**Task details:** Write out all of the lines below, exactly and completely.

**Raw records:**
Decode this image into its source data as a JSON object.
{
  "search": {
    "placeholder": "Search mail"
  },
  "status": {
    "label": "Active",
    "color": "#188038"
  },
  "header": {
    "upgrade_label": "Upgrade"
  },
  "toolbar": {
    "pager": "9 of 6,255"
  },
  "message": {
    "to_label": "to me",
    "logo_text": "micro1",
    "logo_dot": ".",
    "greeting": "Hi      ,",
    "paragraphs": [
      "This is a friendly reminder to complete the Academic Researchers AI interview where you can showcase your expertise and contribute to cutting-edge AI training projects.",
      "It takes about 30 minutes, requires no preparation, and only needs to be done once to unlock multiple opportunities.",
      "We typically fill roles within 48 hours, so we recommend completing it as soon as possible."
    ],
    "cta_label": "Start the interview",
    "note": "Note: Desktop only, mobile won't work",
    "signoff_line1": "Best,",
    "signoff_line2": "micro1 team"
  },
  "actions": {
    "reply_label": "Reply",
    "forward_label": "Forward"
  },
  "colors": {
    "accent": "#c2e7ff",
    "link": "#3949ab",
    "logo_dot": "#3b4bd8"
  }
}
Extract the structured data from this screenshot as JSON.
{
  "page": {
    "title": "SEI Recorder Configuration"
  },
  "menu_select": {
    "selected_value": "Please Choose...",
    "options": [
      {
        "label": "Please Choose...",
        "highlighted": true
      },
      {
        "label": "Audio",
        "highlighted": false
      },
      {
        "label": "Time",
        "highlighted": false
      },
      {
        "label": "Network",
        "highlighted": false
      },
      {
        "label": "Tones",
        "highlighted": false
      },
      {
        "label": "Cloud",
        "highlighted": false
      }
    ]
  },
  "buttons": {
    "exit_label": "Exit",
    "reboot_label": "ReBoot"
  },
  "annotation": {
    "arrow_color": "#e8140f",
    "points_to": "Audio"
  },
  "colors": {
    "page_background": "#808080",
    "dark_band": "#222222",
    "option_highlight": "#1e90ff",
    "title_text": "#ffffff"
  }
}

**Output of the task:**
Decode this image into its source data as a JSON object.
{
  "search": {
    "placeholder": "Search mail"
  },
  "status": {
    "label": "Active",
    "color": "#188038"
  },
  "header": {
    "upgrade_label": "Upgrade"
  },
  "toolbar": {
    "pager": "9 of 6,255"
  },
  "message": {
    "to_label": "to me",
    "logo_text": "micro1",
    "logo_dot": ".",
    "greeting": "Hi      ,",
    "paragraphs": [
      "This is a friendly reminder to complete the Academic Researchers AI interview where you can showcase your expertise and contribute to cutting-edge AI training projects.",
      "It takes about 30 minutes, requires no preparation, and only needs to be done once to unlock multiple opportunities.",
      "We typically fill roles within 48 hours, so we recommend completing it as soon as possible."
    ],
    "cta_label": "Start the interview",
    "note": "Note: Desktop only, mobile won't work",
    "signoff_line1": "Best,",
    "signoff_line2": "micro1 team"
  },
  "actions": {
    "reply_label": "Reply",
    "forward_label": "Forward"
  },
  "colors": {
    "accent": "#c2e7ff",
    "link": "#3949ab",
    "logo_dot": "#3b4bd8"
  }
}
Extract the structured data from this screenshot as JSON.
{
  "page": {
    "title": "SEI Recorder Configuration"
  },
  "menu_select": {
    "selected_value": "Please Choose...",
    "options": [
      {
        "label": "Please Choose...",
        "highlighted": true
      },
      {
        "label": "Audio",
        "highlighted": false
      },
      {
        "label": "Time",
        "highlighted": false
      },
      {
        "label": "Network",
        "highlighted": false
      },
      {
        "label": "Tones",
        "highlighted": false
      },
      {
        "label": "Cloud",
        "highlighted": false
      }
    ]
  },
  "buttons": {
    "exit_label": "Exit",
    "reboot_label": "ReBoot"
  },
  "annotation": {
    "arrow_color": "#e8140f",
    "points_to": "Audio"
  },
  "colors": {
    "page_background": "#808080",
    "dark_band": "#222222",
    "option_highlight": "#1e90ff",
    "title_text": "#ffffff"
  }
}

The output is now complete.